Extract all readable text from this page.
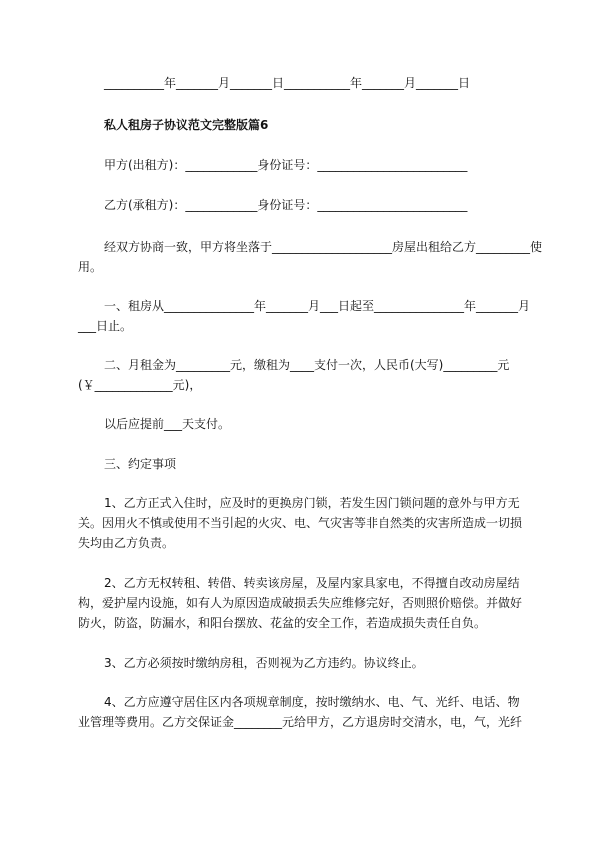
__________年_______月_______日___________年_______月_______日
私人租房子协议范文完整版篇6
甲方(出租方)：____________身份证号：_________________________
乙方(承租方)：____________身份证号：_________________________
经双方协商一致，甲方将坐落于____________________房屋出租给乙方_________使
用。
一、租房从_______________年_______月___日起至_______________年_______月
___日止。
二、月租金为_________元，缴租为____支付一次，人民币(大写)_________元
(￥_____________元)，
以后应提前___天支付。
三、约定事项
1、乙方正式入住时，应及时的更换房门锁，若发生因门锁问题的意外与甲方无
关。因用火不慎或使用不当引起的火灾、电、气灾害等非自然类的灾害所造成一切损
失均由乙方负责。
2、乙方无权转租、转借、转卖该房屋，及屋内家具家电，不得擅自改动房屋结
构，爱护屋内设施，如有人为原因造成破损丢失应维修完好，否则照价赔偿。并做好
防火，防盗，防漏水，和阳台摆放、花盆的安全工作，若造成损失责任自负。
3、乙方必须按时缴纳房租，否则视为乙方违约。协议终止。
4、乙方应遵守居住区内各项规章制度，按时缴纳水、电、气、光纤、电话、物
业管理等费用。乙方交保证金________元给甲方，乙方退房时交清水，电，气，光纤
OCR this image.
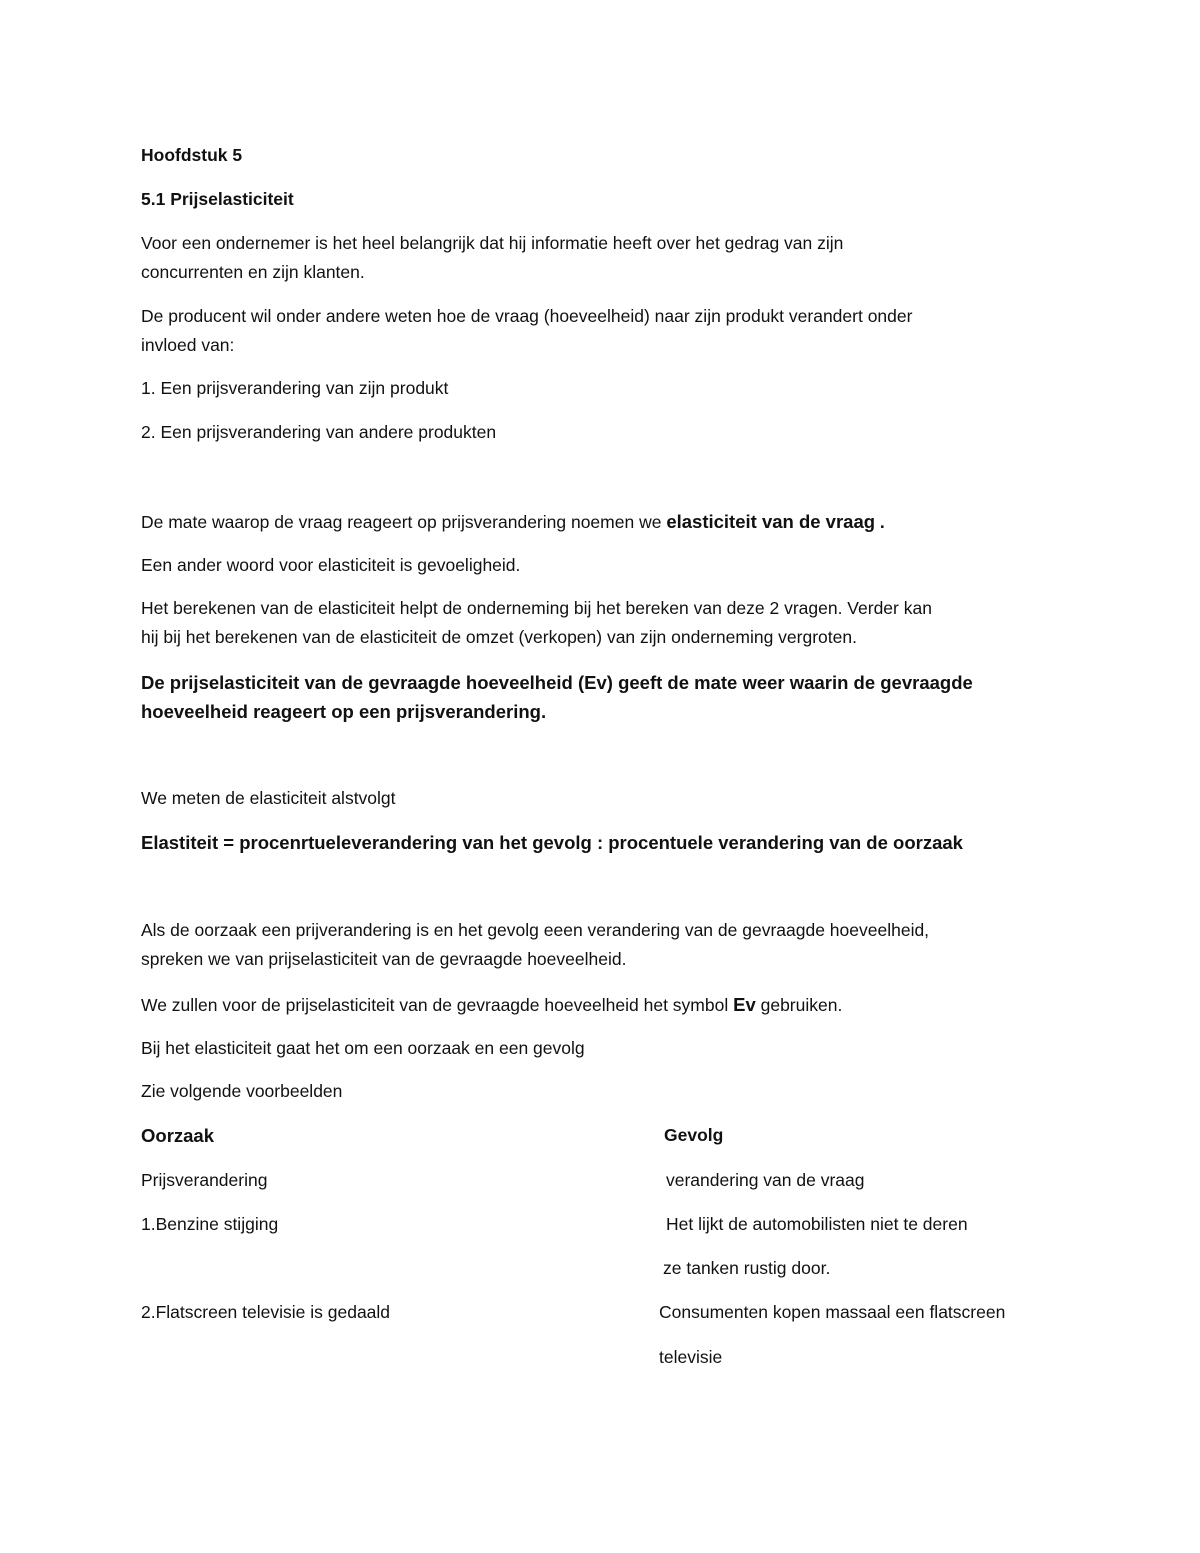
Hoofdstuk 5

5.1 Prijselasticiteit

Voor een ondernemer is het heel belangrijk dat hij informatie heeft over het gedrag van zijn

concurrenten en zijn klanten.

De producent wil onder andere weten hoe de vraag (hoeveelheid) naar zijn produkt verandert onder

invloed van:

1. Een prijsverandering van zijn produkt

2. Een prijsverandering van andere produkten

De mate waarop de vraag reageert op prijsverandering noemen we elasticiteit van de vraag .

Een ander woord voor elasticiteit is gevoeligheid.

Het berekenen van de elasticiteit helpt de onderneming bij het bereken van deze 2 vragen. Verder kan

hij bij het berekenen van de elasticiteit de omzet (verkopen) van zijn onderneming vergroten.

De prijselasticiteit van de gevraagde hoeveelheid (Ev) geeft de mate weer waarin de gevraagde

hoeveelheid reageert op een prijsverandering.

We meten de elasticiteit alstvolgt

Elastiteit = procenrtueleverandering van het gevolg : procentuele verandering van de oorzaak

Als de oorzaak een prijverandering is en het gevolg eeen verandering van de gevraagde hoeveelheid,

spreken we van prijselasticiteit van de gevraagde hoeveelheid.

We zullen voor de prijselasticiteit van de gevraagde hoeveelheid het symbol Ev gebruiken.

Bij het elasticiteit gaat het om een oorzaak en een gevolg

Zie volgende voorbeelden

Oorzaak	Gevolg

Prijsverandering	verandering van de vraag

1.Benzine stijging	Het lijkt de automobilisten niet te deren

ze tanken rustig door.

2.Flatscreen televisie is gedaald	Consumenten kopen massaal een flatscreen

televisie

■ Set exercise ■
Return the whole listing, word for word, and leave out every picture.

■ The answer ■
Extract all readable text from this page.
__________年_______月_______日___________年_______月_______日
私人租房子协议范文完整版篇6
甲方(出租方)：____________身份证号：_________________________
乙方(承租方)：____________身份证号：_________________________
经双方协商一致，甲方将坐落于____________________房屋出租给乙方_________使
用。
一、租房从_______________年_______月___日起至_______________年_______月
___日止。
二、月租金为_________元，缴租为____支付一次，人民币(大写)_________元
(￥_____________元)，
以后应提前___天支付。
三、约定事项
1、乙方正式入住时，应及时的更换房门锁，若发生因门锁问题的意外与甲方无
关。因用火不慎或使用不当引起的火灾、电、气灾害等非自然类的灾害所造成一切损
失均由乙方负责。
2、乙方无权转租、转借、转卖该房屋，及屋内家具家电，不得擅自改动房屋结
构，爱护屋内设施，如有人为原因造成破损丢失应维修完好，否则照价赔偿。并做好
防火，防盗，防漏水，和阳台摆放、花盆的安全工作，若造成损失责任自负。
3、乙方必须按时缴纳房租，否则视为乙方违约。协议终止。
4、乙方应遵守居住区内各项规章制度，按时缴纳水、电、气、光纤、电话、物
业管理等费用。乙方交保证金________元给甲方，乙方退房时交清水，电，气，光纤
OCR this image.
Hoofdstuk 5

5.1 Prijselasticiteit

Voor een ondernemer is het heel belangrijk dat hij informatie heeft over het gedrag van zijn

concurrenten en zijn klanten.

De producent wil onder andere weten hoe de vraag (hoeveelheid) naar zijn produkt verandert onder

invloed van:

1. Een prijsverandering van zijn produkt

2. Een prijsverandering van andere produkten

De mate waarop de vraag reageert op prijsverandering noemen we elasticiteit van de vraag .

Een ander woord voor elasticiteit is gevoeligheid.

Het berekenen van de elasticiteit helpt de onderneming bij het bereken van deze 2 vragen. Verder kan

hij bij het berekenen van de elasticiteit de omzet (verkopen) van zijn onderneming vergroten.

De prijselasticiteit van de gevraagde hoeveelheid (Ev) geeft de mate weer waarin de gevraagde

hoeveelheid reageert op een prijsverandering.

We meten de elasticiteit alstvolgt

Elastiteit = procenrtueleverandering van het gevolg : procentuele verandering van de oorzaak

Als de oorzaak een prijverandering is en het gevolg eeen verandering van de gevraagde hoeveelheid,

spreken we van prijselasticiteit van de gevraagde hoeveelheid.

We zullen voor de prijselasticiteit van de gevraagde hoeveelheid het symbol Ev gebruiken.

Bij het elasticiteit gaat het om een oorzaak en een gevolg

Zie volgende voorbeelden

Oorzaak	Gevolg

Prijsverandering	verandering van de vraag

1.Benzine stijging	Het lijkt de automobilisten niet te deren

ze tanken rustig door.

2.Flatscreen televisie is gedaald	Consumenten kopen massaal een flatscreen

televisie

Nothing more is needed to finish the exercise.